» Exercise aim: Check each line of the listing below for the string "Banas", and copy the ones that have it.

(Dataset entries)
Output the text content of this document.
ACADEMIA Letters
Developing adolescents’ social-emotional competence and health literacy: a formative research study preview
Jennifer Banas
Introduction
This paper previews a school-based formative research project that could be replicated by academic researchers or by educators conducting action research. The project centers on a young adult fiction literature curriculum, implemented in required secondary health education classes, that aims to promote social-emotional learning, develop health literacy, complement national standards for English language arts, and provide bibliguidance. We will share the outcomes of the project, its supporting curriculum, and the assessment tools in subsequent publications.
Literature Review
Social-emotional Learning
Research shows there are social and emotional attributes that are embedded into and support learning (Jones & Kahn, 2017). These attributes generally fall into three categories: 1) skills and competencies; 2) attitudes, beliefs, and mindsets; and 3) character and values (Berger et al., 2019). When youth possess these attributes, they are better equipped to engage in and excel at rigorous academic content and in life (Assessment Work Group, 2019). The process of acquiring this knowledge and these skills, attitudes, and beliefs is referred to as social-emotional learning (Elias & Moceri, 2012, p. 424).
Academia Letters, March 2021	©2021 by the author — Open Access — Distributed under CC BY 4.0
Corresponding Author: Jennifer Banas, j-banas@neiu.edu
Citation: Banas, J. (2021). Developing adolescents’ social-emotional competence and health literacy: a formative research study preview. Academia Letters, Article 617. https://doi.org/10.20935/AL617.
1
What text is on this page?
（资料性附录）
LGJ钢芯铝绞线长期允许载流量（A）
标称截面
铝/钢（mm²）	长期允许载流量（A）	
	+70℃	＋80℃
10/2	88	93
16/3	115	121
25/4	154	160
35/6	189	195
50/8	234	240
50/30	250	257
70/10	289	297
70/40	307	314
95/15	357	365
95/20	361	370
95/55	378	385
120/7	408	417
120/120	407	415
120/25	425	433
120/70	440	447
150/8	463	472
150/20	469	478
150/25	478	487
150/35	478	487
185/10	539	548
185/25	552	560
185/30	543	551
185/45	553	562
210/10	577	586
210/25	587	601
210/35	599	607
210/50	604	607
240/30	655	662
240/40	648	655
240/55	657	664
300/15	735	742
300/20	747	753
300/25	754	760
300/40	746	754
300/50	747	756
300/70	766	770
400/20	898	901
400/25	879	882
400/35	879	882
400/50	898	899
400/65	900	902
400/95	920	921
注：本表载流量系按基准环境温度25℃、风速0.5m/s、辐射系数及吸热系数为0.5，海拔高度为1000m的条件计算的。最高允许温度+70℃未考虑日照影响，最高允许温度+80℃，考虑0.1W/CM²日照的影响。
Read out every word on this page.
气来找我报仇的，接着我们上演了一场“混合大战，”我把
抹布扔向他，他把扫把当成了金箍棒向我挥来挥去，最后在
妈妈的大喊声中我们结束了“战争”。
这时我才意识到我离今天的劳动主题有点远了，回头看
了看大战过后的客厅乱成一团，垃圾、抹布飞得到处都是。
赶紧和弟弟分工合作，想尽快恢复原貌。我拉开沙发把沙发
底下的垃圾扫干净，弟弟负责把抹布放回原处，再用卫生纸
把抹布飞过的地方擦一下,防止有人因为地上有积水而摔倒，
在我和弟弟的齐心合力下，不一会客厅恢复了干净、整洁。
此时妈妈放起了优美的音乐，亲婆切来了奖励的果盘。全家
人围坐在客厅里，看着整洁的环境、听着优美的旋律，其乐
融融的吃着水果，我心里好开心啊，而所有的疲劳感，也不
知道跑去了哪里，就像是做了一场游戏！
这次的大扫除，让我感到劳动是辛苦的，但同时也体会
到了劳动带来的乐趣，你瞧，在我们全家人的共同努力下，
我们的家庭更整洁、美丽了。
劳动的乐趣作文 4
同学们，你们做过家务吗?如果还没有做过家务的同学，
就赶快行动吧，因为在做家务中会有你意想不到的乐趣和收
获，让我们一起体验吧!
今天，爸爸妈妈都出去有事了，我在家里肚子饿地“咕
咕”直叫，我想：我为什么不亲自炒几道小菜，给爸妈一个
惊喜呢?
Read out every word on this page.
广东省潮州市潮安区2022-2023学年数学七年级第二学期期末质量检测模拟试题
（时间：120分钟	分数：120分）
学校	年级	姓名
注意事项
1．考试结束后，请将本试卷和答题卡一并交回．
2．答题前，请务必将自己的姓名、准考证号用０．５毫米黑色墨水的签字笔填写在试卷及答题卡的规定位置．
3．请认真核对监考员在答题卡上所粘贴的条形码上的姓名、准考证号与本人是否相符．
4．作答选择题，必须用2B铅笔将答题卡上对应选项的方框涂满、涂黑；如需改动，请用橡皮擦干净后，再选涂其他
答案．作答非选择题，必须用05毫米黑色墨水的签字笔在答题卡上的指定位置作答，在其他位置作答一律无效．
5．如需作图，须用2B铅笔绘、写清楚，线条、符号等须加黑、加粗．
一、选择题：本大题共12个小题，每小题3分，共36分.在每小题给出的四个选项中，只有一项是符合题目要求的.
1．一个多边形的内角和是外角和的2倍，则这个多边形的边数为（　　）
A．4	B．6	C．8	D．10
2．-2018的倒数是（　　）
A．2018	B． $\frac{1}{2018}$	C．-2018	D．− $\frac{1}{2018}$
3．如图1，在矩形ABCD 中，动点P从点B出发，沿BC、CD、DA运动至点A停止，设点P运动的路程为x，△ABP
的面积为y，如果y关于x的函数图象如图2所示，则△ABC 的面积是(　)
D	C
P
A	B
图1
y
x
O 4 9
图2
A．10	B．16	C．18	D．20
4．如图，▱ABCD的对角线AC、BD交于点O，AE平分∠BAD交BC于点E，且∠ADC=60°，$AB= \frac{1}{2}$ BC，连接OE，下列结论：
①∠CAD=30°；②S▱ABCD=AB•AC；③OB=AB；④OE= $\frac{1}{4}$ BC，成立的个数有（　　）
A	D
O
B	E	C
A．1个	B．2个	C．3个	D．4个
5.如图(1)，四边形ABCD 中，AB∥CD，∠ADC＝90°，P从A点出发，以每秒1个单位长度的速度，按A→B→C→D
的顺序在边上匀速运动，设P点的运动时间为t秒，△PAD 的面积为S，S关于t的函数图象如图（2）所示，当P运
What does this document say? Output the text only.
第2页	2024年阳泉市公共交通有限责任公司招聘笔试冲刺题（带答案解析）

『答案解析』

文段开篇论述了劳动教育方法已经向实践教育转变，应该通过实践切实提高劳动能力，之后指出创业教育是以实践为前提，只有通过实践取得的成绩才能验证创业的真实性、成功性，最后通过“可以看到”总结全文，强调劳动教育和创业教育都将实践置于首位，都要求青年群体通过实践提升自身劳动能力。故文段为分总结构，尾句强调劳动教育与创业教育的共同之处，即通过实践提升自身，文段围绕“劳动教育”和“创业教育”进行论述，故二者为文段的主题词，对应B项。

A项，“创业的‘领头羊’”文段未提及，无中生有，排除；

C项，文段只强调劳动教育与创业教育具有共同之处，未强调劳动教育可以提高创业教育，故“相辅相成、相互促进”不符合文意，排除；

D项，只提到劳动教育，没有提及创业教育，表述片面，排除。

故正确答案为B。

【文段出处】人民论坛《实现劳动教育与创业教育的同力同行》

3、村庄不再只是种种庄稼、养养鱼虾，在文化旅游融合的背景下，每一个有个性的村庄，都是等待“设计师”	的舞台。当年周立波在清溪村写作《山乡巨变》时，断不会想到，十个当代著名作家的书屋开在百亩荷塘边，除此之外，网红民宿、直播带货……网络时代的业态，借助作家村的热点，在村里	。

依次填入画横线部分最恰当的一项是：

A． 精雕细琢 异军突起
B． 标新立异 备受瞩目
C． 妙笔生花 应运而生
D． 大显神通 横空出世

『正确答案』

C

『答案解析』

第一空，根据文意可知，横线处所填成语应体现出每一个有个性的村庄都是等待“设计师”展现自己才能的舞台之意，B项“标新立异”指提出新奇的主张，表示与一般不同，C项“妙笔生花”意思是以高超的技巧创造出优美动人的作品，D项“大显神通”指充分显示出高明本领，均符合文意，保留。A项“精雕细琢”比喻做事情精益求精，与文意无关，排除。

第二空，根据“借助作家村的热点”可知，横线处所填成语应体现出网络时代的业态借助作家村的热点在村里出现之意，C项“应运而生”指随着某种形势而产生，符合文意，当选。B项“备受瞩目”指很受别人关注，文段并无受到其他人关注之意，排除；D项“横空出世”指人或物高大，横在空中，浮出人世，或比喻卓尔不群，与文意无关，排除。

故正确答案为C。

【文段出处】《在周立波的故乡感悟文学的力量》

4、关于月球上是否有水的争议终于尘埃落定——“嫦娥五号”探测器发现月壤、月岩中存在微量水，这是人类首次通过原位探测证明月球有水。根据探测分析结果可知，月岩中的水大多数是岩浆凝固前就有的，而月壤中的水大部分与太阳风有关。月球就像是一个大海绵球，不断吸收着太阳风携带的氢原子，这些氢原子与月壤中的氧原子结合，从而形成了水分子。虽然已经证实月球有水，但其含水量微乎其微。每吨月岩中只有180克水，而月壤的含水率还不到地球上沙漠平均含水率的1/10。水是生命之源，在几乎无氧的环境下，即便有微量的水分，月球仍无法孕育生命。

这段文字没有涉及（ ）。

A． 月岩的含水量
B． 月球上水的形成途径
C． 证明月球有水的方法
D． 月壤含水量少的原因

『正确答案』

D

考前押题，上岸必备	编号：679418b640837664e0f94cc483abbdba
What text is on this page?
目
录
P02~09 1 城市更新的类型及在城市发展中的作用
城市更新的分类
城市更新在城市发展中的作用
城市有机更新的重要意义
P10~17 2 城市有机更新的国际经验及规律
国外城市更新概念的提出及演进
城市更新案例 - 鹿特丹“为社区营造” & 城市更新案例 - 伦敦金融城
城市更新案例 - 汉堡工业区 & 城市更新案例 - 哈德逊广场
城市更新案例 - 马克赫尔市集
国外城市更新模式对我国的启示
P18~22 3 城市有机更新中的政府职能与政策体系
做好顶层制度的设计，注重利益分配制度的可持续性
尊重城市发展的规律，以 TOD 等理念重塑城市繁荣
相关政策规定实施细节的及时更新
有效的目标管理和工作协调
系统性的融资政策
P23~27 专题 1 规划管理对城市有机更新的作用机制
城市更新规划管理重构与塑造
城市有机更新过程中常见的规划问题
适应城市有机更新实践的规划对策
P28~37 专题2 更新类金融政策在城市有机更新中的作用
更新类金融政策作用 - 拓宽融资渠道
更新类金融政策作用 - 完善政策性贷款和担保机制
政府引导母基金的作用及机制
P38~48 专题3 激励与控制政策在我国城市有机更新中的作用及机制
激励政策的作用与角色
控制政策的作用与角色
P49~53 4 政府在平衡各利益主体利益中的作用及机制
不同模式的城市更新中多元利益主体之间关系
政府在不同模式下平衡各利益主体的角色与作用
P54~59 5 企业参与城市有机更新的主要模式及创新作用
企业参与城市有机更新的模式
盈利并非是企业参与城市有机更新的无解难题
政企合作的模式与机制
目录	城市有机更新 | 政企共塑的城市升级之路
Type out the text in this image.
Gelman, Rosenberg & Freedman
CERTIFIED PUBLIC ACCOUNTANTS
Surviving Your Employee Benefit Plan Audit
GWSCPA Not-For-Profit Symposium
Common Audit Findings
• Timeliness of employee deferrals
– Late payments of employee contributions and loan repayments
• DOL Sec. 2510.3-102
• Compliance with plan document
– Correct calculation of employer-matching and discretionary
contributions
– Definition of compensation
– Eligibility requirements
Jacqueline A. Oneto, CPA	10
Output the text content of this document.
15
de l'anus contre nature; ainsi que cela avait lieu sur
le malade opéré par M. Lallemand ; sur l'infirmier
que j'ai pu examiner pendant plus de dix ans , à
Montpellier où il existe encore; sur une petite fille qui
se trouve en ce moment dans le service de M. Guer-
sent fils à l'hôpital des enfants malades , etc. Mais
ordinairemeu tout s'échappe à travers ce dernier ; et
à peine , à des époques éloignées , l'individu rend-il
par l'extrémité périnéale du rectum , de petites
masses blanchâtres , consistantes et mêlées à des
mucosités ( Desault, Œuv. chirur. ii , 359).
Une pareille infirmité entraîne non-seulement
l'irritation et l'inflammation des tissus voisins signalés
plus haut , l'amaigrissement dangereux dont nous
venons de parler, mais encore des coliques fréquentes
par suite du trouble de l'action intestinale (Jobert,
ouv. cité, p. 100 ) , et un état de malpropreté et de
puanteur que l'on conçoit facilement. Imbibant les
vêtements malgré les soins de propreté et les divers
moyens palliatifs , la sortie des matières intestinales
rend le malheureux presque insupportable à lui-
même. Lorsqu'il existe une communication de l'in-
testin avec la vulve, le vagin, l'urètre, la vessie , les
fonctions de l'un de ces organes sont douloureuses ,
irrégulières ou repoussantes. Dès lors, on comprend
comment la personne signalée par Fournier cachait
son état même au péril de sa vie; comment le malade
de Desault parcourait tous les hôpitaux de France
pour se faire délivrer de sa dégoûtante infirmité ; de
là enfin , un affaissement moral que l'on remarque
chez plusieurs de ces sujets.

» Output for this task:
Jennifer Banas
Corresponding Author: Jennifer Banas, j-banas@neiu.edu
Citation: Banas, J. (2021). Developing adolescents’ social-emotional competence and health literacy: a formative research study preview. Academia Letters, Article 617. https://doi.org/10.20935/AL617.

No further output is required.